Start
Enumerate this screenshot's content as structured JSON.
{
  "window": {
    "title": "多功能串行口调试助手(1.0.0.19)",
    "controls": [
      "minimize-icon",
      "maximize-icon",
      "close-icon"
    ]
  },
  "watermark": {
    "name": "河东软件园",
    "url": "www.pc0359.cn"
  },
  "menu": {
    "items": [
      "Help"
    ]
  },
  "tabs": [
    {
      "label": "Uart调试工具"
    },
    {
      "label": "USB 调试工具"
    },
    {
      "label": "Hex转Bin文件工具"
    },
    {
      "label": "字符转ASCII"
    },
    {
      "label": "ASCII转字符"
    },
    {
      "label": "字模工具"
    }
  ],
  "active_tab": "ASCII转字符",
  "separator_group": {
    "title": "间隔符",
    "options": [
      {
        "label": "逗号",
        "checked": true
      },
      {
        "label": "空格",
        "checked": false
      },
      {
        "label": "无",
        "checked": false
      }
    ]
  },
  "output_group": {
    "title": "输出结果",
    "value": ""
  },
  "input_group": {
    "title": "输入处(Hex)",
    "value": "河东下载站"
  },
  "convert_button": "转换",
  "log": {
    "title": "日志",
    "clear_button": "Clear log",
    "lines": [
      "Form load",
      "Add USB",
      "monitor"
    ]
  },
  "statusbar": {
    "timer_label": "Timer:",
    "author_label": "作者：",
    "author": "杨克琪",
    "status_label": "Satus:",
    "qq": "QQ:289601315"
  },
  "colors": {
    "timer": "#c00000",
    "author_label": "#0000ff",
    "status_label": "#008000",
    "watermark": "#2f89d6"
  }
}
End
### GOAL
Without leaving anything out, quote all the data.

### COMPLETE ANSWER
Enumerate this screenshot's content as structured JSON.
{
  "window": {
    "title": "多功能串行口调试助手(1.0.0.19)",
    "controls": [
      "minimize-icon",
      "maximize-icon",
      "close-icon"
    ]
  },
  "watermark": {
    "name": "河东软件园",
    "url": "www.pc0359.cn"
  },
  "menu": {
    "items": [
      "Help"
    ]
  },
  "tabs": [
    {
      "label": "Uart调试工具"
    },
    {
      "label": "USB 调试工具"
    },
    {
      "label": "Hex转Bin文件工具"
    },
    {
      "label": "字符转ASCII"
    },
    {
      "label": "ASCII转字符"
    },
    {
      "label": "字模工具"
    }
  ],
  "active_tab": "ASCII转字符",
  "separator_group": {
    "title": "间隔符",
    "options": [
      {
        "label": "逗号",
        "checked": true
      },
      {
        "label": "空格",
        "checked": false
      },
      {
        "label": "无",
        "checked": false
      }
    ]
  },
  "output_group": {
    "title": "输出结果",
    "value": ""
  },
  "input_group": {
    "title": "输入处(Hex)",
    "value": "河东下载站"
  },
  "convert_button": "转换",
  "log": {
    "title": "日志",
    "clear_button": "Clear log",
    "lines": [
      "Form load",
      "Add USB",
      "monitor"
    ]
  },
  "statusbar": {
    "timer_label": "Timer:",
    "author_label": "作者：",
    "author": "杨克琪",
    "status_label": "Satus:",
    "qq": "QQ:289601315"
  },
  "colors": {
    "timer": "#c00000",
    "author_label": "#0000ff",
    "status_label": "#008000",
    "watermark": "#2f89d6"
  }
}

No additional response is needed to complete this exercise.